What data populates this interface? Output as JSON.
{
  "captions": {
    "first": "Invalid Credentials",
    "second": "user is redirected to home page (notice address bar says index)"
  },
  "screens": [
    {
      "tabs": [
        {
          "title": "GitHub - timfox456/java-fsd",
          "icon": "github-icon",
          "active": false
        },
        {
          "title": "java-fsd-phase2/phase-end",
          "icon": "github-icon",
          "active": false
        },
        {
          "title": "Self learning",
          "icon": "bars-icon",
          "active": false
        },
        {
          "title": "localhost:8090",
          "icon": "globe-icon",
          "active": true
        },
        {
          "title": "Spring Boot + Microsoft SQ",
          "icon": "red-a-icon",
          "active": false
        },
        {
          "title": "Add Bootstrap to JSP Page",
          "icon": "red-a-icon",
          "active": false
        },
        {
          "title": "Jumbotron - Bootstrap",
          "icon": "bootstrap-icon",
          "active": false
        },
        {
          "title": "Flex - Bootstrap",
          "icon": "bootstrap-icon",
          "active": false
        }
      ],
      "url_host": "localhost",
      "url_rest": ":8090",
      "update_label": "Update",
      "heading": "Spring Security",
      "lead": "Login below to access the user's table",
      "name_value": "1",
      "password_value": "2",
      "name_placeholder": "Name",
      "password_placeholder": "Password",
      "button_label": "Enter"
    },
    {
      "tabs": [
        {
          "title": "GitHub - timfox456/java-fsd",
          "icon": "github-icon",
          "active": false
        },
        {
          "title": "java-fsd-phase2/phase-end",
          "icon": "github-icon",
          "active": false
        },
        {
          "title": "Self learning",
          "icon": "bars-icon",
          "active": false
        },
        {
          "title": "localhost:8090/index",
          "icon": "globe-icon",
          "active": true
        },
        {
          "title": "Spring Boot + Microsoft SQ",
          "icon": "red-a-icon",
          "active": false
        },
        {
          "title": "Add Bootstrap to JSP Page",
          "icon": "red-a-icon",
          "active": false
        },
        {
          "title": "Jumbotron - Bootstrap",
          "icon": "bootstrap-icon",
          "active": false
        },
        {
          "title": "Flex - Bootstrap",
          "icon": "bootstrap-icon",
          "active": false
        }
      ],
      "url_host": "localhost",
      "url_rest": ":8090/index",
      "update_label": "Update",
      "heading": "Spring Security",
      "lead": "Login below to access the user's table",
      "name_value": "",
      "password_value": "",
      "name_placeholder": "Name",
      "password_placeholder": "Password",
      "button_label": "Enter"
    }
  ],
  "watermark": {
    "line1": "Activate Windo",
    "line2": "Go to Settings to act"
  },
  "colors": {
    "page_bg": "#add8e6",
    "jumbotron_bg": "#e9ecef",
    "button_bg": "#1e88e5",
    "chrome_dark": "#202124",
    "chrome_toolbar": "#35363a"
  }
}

********************

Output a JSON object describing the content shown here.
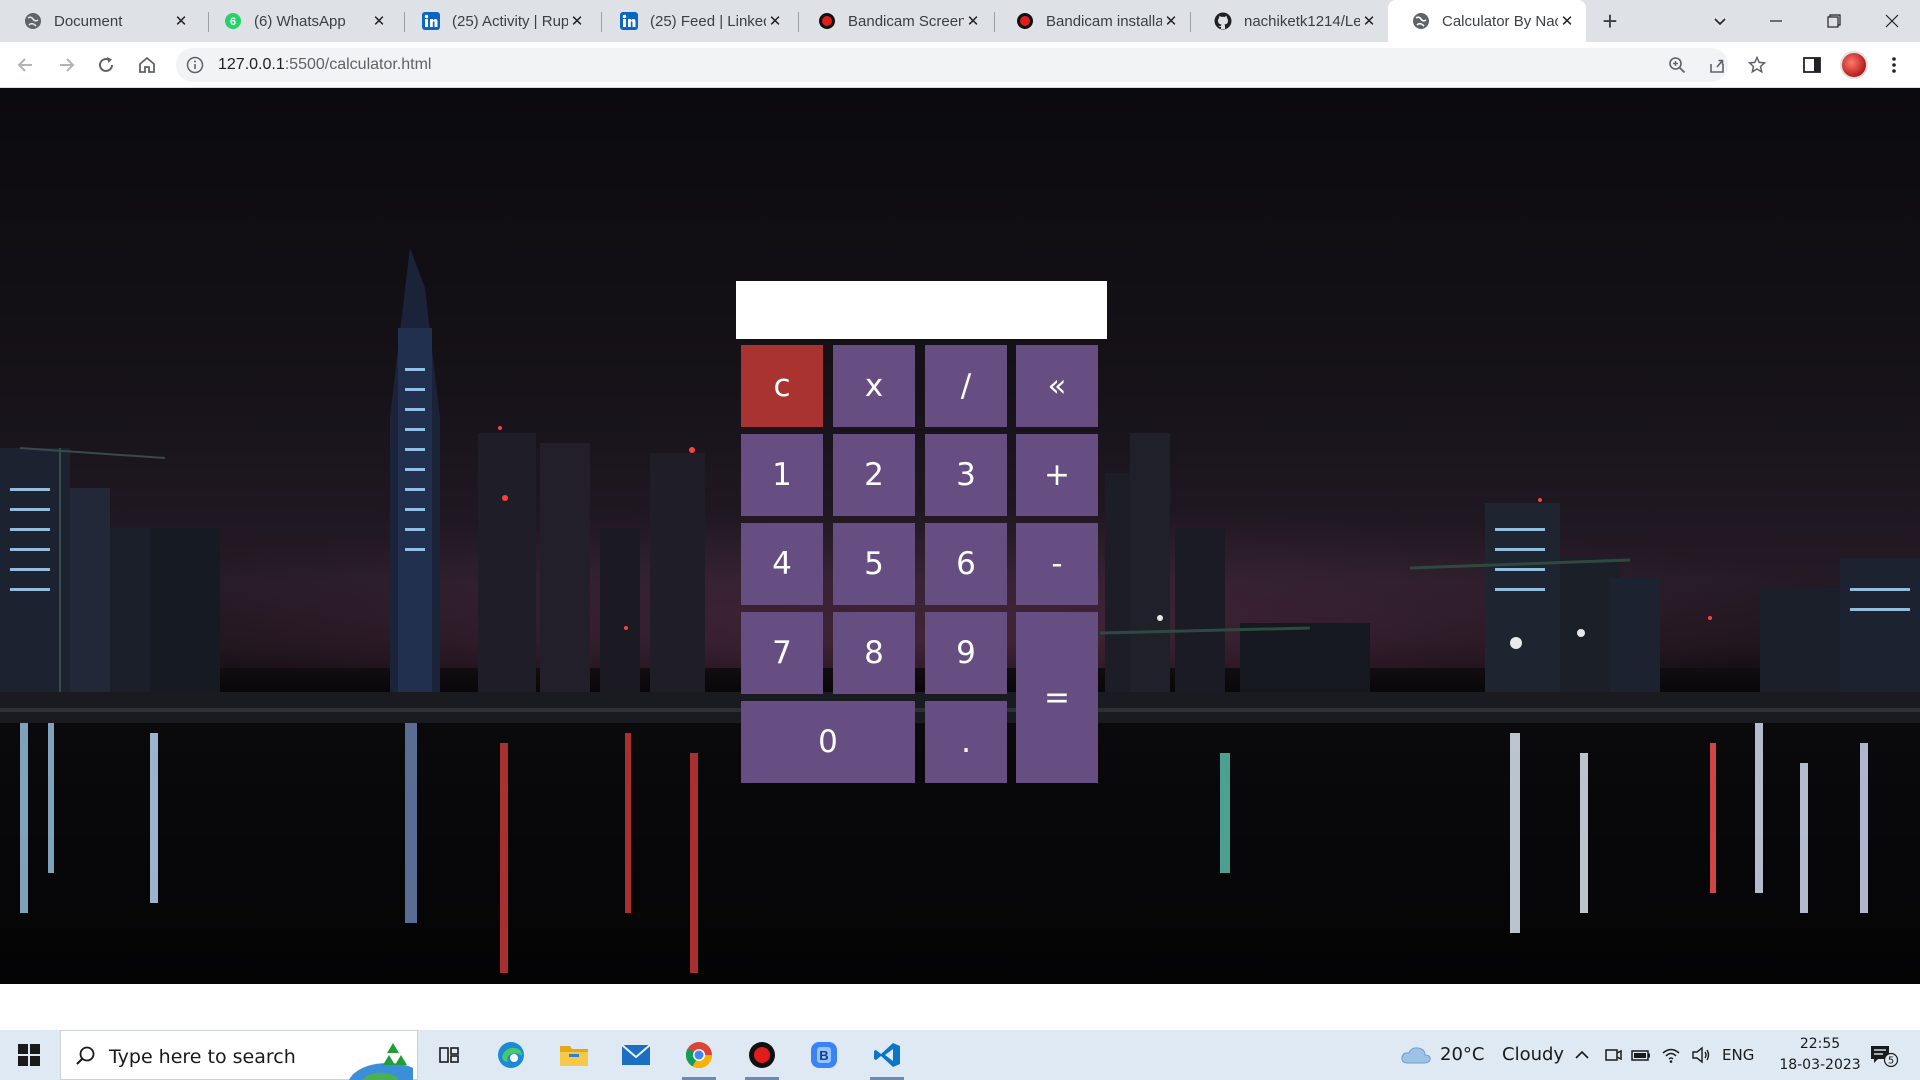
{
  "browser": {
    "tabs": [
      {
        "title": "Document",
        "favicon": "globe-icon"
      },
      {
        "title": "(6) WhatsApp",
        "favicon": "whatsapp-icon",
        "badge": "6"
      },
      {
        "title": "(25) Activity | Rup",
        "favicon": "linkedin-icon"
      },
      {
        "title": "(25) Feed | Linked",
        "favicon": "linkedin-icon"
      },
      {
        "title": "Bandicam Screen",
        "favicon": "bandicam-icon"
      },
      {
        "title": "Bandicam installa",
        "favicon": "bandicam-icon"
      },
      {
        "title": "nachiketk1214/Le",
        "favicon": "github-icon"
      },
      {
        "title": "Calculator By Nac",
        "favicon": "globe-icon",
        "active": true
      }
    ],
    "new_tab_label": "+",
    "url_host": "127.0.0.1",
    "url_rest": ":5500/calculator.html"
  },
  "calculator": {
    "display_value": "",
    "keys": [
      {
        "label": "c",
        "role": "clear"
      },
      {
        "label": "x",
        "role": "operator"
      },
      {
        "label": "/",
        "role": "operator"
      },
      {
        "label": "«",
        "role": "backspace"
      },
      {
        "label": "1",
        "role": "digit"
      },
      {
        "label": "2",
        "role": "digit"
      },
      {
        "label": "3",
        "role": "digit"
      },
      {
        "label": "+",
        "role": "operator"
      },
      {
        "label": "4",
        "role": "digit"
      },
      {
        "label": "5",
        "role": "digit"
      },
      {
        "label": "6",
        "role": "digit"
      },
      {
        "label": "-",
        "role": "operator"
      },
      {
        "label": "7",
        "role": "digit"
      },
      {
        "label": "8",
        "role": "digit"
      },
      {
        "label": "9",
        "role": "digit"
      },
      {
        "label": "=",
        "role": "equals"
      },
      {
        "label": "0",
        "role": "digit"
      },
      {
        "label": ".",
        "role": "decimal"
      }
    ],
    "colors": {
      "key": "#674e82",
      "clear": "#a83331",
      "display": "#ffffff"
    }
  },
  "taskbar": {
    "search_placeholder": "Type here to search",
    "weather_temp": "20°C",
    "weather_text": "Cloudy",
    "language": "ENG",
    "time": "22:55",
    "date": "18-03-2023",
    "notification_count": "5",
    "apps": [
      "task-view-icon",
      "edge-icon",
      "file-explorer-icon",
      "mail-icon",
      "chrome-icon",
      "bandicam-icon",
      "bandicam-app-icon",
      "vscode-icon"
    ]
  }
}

********************

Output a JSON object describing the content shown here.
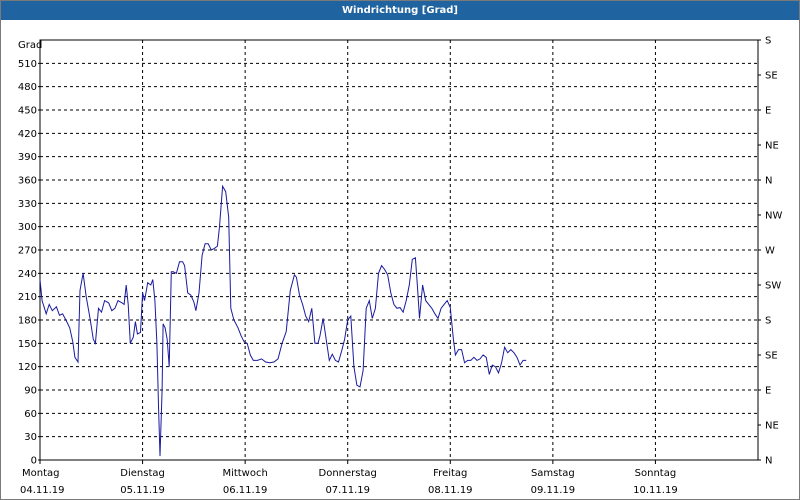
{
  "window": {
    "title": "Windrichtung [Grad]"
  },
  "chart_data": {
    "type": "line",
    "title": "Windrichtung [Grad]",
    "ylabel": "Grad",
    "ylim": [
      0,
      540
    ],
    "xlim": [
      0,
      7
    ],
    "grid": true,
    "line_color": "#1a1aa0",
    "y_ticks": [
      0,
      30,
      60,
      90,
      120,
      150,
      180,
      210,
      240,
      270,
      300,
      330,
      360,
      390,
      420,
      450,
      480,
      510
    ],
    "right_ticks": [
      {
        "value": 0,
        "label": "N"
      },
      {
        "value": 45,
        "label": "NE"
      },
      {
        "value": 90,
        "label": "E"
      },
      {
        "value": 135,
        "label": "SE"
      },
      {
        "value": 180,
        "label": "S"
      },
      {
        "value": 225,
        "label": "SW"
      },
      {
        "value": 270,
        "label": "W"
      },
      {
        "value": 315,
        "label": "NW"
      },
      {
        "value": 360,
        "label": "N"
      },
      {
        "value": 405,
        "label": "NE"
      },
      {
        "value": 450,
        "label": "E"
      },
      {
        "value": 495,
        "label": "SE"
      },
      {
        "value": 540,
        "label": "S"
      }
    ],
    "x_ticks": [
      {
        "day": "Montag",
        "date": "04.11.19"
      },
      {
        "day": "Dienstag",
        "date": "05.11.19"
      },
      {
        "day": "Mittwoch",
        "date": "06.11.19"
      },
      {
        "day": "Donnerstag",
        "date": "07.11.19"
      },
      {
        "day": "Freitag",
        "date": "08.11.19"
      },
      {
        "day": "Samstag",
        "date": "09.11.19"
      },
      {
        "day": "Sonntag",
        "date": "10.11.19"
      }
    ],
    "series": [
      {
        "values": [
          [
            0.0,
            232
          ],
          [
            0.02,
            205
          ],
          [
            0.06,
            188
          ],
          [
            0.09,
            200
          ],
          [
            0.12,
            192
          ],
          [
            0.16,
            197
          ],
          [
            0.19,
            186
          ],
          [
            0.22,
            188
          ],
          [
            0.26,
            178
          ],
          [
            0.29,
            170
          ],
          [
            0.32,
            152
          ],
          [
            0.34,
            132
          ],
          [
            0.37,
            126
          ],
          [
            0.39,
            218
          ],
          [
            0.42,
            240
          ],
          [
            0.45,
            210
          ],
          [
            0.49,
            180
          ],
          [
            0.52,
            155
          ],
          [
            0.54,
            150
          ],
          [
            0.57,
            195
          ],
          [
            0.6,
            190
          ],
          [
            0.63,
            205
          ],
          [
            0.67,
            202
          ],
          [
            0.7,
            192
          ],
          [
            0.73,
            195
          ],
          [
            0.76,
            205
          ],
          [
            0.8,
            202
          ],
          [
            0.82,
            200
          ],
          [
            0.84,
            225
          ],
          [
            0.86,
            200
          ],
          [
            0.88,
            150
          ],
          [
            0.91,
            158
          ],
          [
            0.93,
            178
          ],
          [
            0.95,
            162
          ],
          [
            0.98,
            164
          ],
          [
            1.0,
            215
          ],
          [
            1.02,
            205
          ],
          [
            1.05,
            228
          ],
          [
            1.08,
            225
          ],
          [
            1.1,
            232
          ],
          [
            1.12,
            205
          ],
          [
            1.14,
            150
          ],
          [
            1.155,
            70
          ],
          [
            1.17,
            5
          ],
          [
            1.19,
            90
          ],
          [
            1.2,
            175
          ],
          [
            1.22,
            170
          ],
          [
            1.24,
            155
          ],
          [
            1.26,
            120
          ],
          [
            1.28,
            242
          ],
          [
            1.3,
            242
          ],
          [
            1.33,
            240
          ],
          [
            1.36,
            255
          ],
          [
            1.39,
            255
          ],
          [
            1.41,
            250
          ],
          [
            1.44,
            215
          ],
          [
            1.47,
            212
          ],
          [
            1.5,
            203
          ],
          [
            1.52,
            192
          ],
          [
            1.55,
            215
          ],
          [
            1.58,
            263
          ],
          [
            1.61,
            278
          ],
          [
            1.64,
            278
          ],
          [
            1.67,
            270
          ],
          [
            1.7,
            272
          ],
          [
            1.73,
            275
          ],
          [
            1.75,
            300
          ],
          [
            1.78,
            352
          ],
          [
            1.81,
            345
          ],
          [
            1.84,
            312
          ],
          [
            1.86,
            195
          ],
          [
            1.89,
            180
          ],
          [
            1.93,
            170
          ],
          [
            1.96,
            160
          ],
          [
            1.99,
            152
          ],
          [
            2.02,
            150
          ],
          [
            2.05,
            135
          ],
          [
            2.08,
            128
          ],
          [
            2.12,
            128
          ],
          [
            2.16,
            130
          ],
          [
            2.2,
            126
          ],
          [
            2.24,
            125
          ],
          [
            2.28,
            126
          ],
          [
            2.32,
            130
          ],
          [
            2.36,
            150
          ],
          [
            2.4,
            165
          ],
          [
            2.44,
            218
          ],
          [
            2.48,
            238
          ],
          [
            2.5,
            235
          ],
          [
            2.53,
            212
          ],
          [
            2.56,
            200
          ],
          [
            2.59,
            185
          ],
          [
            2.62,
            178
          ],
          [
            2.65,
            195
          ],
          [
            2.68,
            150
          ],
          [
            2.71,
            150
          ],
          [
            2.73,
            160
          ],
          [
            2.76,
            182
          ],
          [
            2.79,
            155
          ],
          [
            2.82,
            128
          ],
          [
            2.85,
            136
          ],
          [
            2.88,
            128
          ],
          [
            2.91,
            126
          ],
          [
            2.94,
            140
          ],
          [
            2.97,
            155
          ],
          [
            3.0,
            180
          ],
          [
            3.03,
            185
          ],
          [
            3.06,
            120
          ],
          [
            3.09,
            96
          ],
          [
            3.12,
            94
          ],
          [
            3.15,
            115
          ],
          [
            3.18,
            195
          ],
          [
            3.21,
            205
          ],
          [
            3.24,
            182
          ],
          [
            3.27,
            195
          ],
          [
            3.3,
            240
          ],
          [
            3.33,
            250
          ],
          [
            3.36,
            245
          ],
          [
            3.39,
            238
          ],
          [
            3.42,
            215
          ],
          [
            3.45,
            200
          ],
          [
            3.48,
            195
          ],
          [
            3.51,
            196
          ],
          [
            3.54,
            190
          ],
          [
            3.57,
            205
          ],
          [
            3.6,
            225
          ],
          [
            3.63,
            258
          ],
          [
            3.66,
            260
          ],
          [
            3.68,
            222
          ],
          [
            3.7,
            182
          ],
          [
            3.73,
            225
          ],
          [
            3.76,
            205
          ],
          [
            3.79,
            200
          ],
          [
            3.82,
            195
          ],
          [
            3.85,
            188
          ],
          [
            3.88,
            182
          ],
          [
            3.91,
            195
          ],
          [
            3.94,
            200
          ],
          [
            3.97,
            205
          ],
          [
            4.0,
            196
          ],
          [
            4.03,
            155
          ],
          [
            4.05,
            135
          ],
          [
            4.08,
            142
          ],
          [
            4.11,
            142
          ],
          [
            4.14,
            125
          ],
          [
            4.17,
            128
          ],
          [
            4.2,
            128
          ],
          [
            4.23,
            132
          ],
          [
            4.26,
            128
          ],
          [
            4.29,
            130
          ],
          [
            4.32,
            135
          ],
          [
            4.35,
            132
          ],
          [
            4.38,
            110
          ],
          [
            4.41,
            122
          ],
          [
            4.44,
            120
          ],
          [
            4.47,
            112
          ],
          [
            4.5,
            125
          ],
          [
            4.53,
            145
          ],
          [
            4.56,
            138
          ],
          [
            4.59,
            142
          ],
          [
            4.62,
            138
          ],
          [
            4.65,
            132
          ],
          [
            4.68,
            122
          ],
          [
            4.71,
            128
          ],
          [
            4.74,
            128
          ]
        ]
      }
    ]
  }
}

********************

TASK REQUIREMENTS
Extract every line containing the string "Windrichtung" from the material.

TASK SOLUTION
    "title": "Windrichtung [Grad]"
    "title": "Windrichtung [Grad]",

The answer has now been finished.